**WORK TO BE COMPLETED**: All the data must come back unchanged, except that pictures are left out.

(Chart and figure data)
○ ○ ○

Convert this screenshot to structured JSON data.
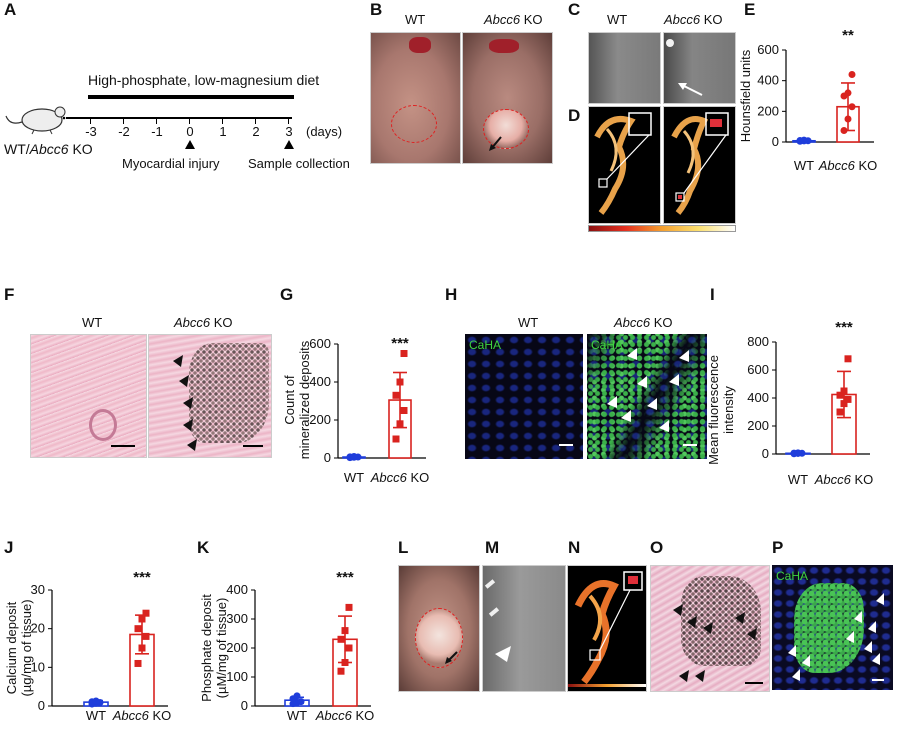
{
  "panels": {
    "A": {
      "label": "A",
      "diet": "High-phosphate, low-magnesium diet",
      "mouse_label_plain": "WT/",
      "mouse_label_italic": "Abcc6",
      "mouse_label_suffix": " KO",
      "ticks": [
        "-3",
        "-2",
        "-1",
        "0",
        "1",
        "2",
        "3"
      ],
      "units": "(days)",
      "event1": "Myocardial injury",
      "event2": "Sample collection"
    },
    "B": {
      "label": "B",
      "wt": "WT",
      "ko_italic": "Abcc6",
      "ko_suffix": " KO"
    },
    "C": {
      "label": "C",
      "wt": "WT",
      "ko_italic": "Abcc6",
      "ko_suffix": " KO"
    },
    "D": {
      "label": "D"
    },
    "E": {
      "label": "E",
      "sig": "**"
    },
    "F": {
      "label": "F",
      "wt": "WT",
      "ko_italic": "Abcc6",
      "ko_suffix": " KO"
    },
    "G": {
      "label": "G",
      "sig": "***"
    },
    "H": {
      "label": "H",
      "wt": "WT",
      "ko_italic": "Abcc6",
      "ko_suffix": " KO",
      "stain1": "CaHA",
      "stain2": "CaHA"
    },
    "I": {
      "label": "I",
      "sig": "***"
    },
    "J": {
      "label": "J",
      "sig": "***"
    },
    "K": {
      "label": "K",
      "sig": "***"
    },
    "L": {
      "label": "L"
    },
    "M": {
      "label": "M"
    },
    "N": {
      "label": "N"
    },
    "O": {
      "label": "O"
    },
    "P": {
      "label": "P",
      "stain": "CaHA"
    }
  },
  "chart_data": [
    {
      "id": "E",
      "type": "bar",
      "categories": [
        "WT",
        "Abcc6 KO"
      ],
      "values": [
        8,
        230
      ],
      "errors": [
        4,
        155
      ],
      "points": [
        [
          5,
          7,
          8,
          10,
          12
        ],
        [
          75,
          150,
          230,
          300,
          320,
          440
        ]
      ],
      "ylabel": "Hounsfield units",
      "ylim": [
        0,
        600
      ],
      "yticks": [
        "0",
        "200",
        "400",
        "600"
      ],
      "colors": [
        "#1f3ddb",
        "#d9231f"
      ],
      "markers": [
        "circle",
        "circle"
      ]
    },
    {
      "id": "G",
      "type": "bar",
      "categories": [
        "WT",
        "Abcc6 KO"
      ],
      "values": [
        5,
        305
      ],
      "errors": [
        3,
        145
      ],
      "points": [
        [
          2,
          4,
          5,
          6,
          8
        ],
        [
          100,
          180,
          250,
          330,
          400,
          550
        ]
      ],
      "ylabel": "Count of mineralized deposits",
      "ylim": [
        0,
        600
      ],
      "yticks": [
        "0",
        "200",
        "400",
        "600"
      ],
      "colors": [
        "#1f3ddb",
        "#d9231f"
      ],
      "markers": [
        "circle",
        "square"
      ]
    },
    {
      "id": "I",
      "type": "bar",
      "categories": [
        "WT",
        "Abcc6 KO"
      ],
      "values": [
        5,
        425
      ],
      "errors": [
        3,
        165
      ],
      "points": [
        [
          2,
          4,
          5,
          6,
          8
        ],
        [
          300,
          360,
          390,
          420,
          450,
          680
        ]
      ],
      "ylabel": "Mean fluorescence intensity",
      "ylim": [
        0,
        800
      ],
      "yticks": [
        "0",
        "200",
        "400",
        "600",
        "800"
      ],
      "colors": [
        "#1f3ddb",
        "#d9231f"
      ],
      "markers": [
        "circle",
        "square"
      ]
    },
    {
      "id": "J",
      "type": "bar",
      "categories": [
        "WT",
        "Abcc6 KO"
      ],
      "values": [
        1,
        18.5
      ],
      "errors": [
        0.4,
        5
      ],
      "points": [
        [
          0.5,
          0.7,
          0.9,
          1.1,
          1.3
        ],
        [
          11,
          15,
          18,
          20,
          22.5,
          24
        ]
      ],
      "ylabel": "Calcium deposit (µg/mg of tissue)",
      "ylim": [
        0,
        30
      ],
      "yticks": [
        "0",
        "10",
        "20",
        "30"
      ],
      "colors": [
        "#1f3ddb",
        "#d9231f"
      ],
      "markers": [
        "circle",
        "square"
      ]
    },
    {
      "id": "K",
      "type": "bar",
      "categories": [
        "WT",
        "Abcc6 KO"
      ],
      "values": [
        20,
        230
      ],
      "errors": [
        10,
        80
      ],
      "points": [
        [
          8,
          12,
          15,
          25,
          35
        ],
        [
          120,
          150,
          200,
          230,
          260,
          340
        ]
      ],
      "ylabel": "Phosphate deposit (µM/mg of tissue)",
      "ylim": [
        0,
        400
      ],
      "yticks": [
        "0",
        "100",
        "200",
        "300",
        "400"
      ],
      "colors": [
        "#1f3ddb",
        "#d9231f"
      ],
      "markers": [
        "circle",
        "square"
      ]
    }
  ]
}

○ ○ ○

**IN RESPONSE**:
Convert this screenshot to structured JSON data.
{
  "panels": {
    "A": {
      "label": "A",
      "diet": "High-phosphate, low-magnesium diet",
      "mouse_label_plain": "WT/",
      "mouse_label_italic": "Abcc6",
      "mouse_label_suffix": " KO",
      "ticks": [
        "-3",
        "-2",
        "-1",
        "0",
        "1",
        "2",
        "3"
      ],
      "units": "(days)",
      "event1": "Myocardial injury",
      "event2": "Sample collection"
    },
    "B": {
      "label": "B",
      "wt": "WT",
      "ko_italic": "Abcc6",
      "ko_suffix": " KO"
    },
    "C": {
      "label": "C",
      "wt": "WT",
      "ko_italic": "Abcc6",
      "ko_suffix": " KO"
    },
    "D": {
      "label": "D"
    },
    "E": {
      "label": "E",
      "sig": "**"
    },
    "F": {
      "label": "F",
      "wt": "WT",
      "ko_italic": "Abcc6",
      "ko_suffix": " KO"
    },
    "G": {
      "label": "G",
      "sig": "***"
    },
    "H": {
      "label": "H",
      "wt": "WT",
      "ko_italic": "Abcc6",
      "ko_suffix": " KO",
      "stain1": "CaHA",
      "stain2": "CaHA"
    },
    "I": {
      "label": "I",
      "sig": "***"
    },
    "J": {
      "label": "J",
      "sig": "***"
    },
    "K": {
      "label": "K",
      "sig": "***"
    },
    "L": {
      "label": "L"
    },
    "M": {
      "label": "M"
    },
    "N": {
      "label": "N"
    },
    "O": {
      "label": "O"
    },
    "P": {
      "label": "P",
      "stain": "CaHA"
    }
  },
  "chart_data": [
    {
      "id": "E",
      "type": "bar",
      "categories": [
        "WT",
        "Abcc6 KO"
      ],
      "values": [
        8,
        230
      ],
      "errors": [
        4,
        155
      ],
      "points": [
        [
          5,
          7,
          8,
          10,
          12
        ],
        [
          75,
          150,
          230,
          300,
          320,
          440
        ]
      ],
      "ylabel": "Hounsfield units",
      "ylim": [
        0,
        600
      ],
      "yticks": [
        "0",
        "200",
        "400",
        "600"
      ],
      "colors": [
        "#1f3ddb",
        "#d9231f"
      ],
      "markers": [
        "circle",
        "circle"
      ]
    },
    {
      "id": "G",
      "type": "bar",
      "categories": [
        "WT",
        "Abcc6 KO"
      ],
      "values": [
        5,
        305
      ],
      "errors": [
        3,
        145
      ],
      "points": [
        [
          2,
          4,
          5,
          6,
          8
        ],
        [
          100,
          180,
          250,
          330,
          400,
          550
        ]
      ],
      "ylabel": "Count of mineralized deposits",
      "ylim": [
        0,
        600
      ],
      "yticks": [
        "0",
        "200",
        "400",
        "600"
      ],
      "colors": [
        "#1f3ddb",
        "#d9231f"
      ],
      "markers": [
        "circle",
        "square"
      ]
    },
    {
      "id": "I",
      "type": "bar",
      "categories": [
        "WT",
        "Abcc6 KO"
      ],
      "values": [
        5,
        425
      ],
      "errors": [
        3,
        165
      ],
      "points": [
        [
          2,
          4,
          5,
          6,
          8
        ],
        [
          300,
          360,
          390,
          420,
          450,
          680
        ]
      ],
      "ylabel": "Mean fluorescence intensity",
      "ylim": [
        0,
        800
      ],
      "yticks": [
        "0",
        "200",
        "400",
        "600",
        "800"
      ],
      "colors": [
        "#1f3ddb",
        "#d9231f"
      ],
      "markers": [
        "circle",
        "square"
      ]
    },
    {
      "id": "J",
      "type": "bar",
      "categories": [
        "WT",
        "Abcc6 KO"
      ],
      "values": [
        1,
        18.5
      ],
      "errors": [
        0.4,
        5
      ],
      "points": [
        [
          0.5,
          0.7,
          0.9,
          1.1,
          1.3
        ],
        [
          11,
          15,
          18,
          20,
          22.5,
          24
        ]
      ],
      "ylabel": "Calcium deposit (µg/mg of tissue)",
      "ylim": [
        0,
        30
      ],
      "yticks": [
        "0",
        "10",
        "20",
        "30"
      ],
      "colors": [
        "#1f3ddb",
        "#d9231f"
      ],
      "markers": [
        "circle",
        "square"
      ]
    },
    {
      "id": "K",
      "type": "bar",
      "categories": [
        "WT",
        "Abcc6 KO"
      ],
      "values": [
        20,
        230
      ],
      "errors": [
        10,
        80
      ],
      "points": [
        [
          8,
          12,
          15,
          25,
          35
        ],
        [
          120,
          150,
          200,
          230,
          260,
          340
        ]
      ],
      "ylabel": "Phosphate deposit (µM/mg of tissue)",
      "ylim": [
        0,
        400
      ],
      "yticks": [
        "0",
        "100",
        "200",
        "300",
        "400"
      ],
      "colors": [
        "#1f3ddb",
        "#d9231f"
      ],
      "markers": [
        "circle",
        "square"
      ]
    }
  ]
}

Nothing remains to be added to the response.